Goal: Copy the material below word for word, starting at its first line and ending at the line containing "staticText: Password <box>40", with that line included.

— start Data for this exercise —

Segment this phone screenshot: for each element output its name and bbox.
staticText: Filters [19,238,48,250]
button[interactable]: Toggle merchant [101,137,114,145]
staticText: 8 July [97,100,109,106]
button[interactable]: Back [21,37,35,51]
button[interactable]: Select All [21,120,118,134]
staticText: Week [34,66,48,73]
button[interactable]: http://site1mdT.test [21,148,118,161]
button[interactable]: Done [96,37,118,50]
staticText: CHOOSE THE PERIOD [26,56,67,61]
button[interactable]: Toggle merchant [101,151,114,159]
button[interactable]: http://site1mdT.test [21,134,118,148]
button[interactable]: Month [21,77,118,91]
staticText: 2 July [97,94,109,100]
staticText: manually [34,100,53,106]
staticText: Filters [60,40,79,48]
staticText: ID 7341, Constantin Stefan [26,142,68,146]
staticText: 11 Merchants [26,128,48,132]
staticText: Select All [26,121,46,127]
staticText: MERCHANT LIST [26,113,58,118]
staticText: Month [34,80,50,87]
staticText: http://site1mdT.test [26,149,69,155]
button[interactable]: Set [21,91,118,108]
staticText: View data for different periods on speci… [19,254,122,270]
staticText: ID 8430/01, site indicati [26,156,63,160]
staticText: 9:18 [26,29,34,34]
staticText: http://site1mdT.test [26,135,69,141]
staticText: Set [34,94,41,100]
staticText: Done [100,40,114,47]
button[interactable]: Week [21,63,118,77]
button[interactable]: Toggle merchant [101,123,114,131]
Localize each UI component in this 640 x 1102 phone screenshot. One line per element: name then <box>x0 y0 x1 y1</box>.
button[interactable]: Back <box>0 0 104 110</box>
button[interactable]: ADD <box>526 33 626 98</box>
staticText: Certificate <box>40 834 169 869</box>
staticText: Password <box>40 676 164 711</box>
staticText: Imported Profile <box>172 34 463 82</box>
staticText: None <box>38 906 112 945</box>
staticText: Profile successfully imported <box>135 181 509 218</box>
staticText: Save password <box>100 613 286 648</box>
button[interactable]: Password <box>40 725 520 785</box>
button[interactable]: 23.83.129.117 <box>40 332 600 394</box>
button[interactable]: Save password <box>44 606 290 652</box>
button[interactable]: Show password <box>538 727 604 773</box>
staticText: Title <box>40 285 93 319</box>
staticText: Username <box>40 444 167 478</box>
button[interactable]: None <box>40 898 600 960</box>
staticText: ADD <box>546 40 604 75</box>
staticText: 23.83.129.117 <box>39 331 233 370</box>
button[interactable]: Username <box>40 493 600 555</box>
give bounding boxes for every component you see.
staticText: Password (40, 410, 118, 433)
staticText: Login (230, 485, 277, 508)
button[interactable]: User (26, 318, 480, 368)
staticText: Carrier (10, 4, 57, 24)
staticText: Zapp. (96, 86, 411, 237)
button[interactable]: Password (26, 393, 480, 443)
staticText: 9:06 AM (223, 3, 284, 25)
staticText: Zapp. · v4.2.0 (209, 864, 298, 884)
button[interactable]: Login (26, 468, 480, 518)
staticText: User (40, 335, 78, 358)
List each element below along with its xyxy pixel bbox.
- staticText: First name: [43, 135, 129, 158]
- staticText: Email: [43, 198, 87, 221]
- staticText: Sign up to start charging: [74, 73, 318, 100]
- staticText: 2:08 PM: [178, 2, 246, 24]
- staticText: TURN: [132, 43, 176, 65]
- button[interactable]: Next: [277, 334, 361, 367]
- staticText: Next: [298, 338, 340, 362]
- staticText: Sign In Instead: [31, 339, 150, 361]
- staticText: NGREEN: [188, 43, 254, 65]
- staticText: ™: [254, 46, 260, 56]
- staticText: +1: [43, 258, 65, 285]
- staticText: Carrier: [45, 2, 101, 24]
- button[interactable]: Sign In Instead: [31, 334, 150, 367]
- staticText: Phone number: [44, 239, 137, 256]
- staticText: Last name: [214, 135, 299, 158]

— end Data for this exercise —

Worked answer:
Segment this phone screenshot: for each element output its name and bbox.
staticText: Filters [19,238,48,250]
button[interactable]: Toggle merchant [101,137,114,145]
staticText: 8 July [97,100,109,106]
button[interactable]: Back [21,37,35,51]
button[interactable]: Select All [21,120,118,134]
staticText: Week [34,66,48,73]
button[interactable]: http://site1mdT.test [21,148,118,161]
button[interactable]: Done [96,37,118,50]
staticText: CHOOSE THE PERIOD [26,56,67,61]
button[interactable]: Toggle merchant [101,151,114,159]
button[interactable]: http://site1mdT.test [21,134,118,148]
button[interactable]: Month [21,77,118,91]
staticText: 2 July [97,94,109,100]
staticText: manually [34,100,53,106]
staticText: Filters [60,40,79,48]
staticText: ID 7341, Constantin Stefan [26,142,68,146]
staticText: 11 Merchants [26,128,48,132]
staticText: Select All [26,121,46,127]
staticText: MERCHANT LIST [26,113,58,118]
staticText: Month [34,80,50,87]
staticText: http://site1mdT.test [26,149,69,155]
button[interactable]: Set [21,91,118,108]
staticText: View data for different periods on speci… [19,254,122,270]
staticText: ID 8430/01, site indicati [26,156,63,160]
staticText: 9:18 [26,29,34,34]
staticText: http://site1mdT.test [26,135,69,141]
staticText: Set [34,94,41,100]
staticText: Done [100,40,114,47]
button[interactable]: Week [21,63,118,77]
button[interactable]: Toggle merchant [101,123,114,131]
Localize each UI component in this 640 x 1102 phone screenshot. One line per element: name then <box>x0 y0 x1 y1</box>.
button[interactable]: Back <box>0 0 104 110</box>
button[interactable]: ADD <box>526 33 626 98</box>
staticText: Certificate <box>40 834 169 869</box>
staticText: Password <box>40 676 164 711</box>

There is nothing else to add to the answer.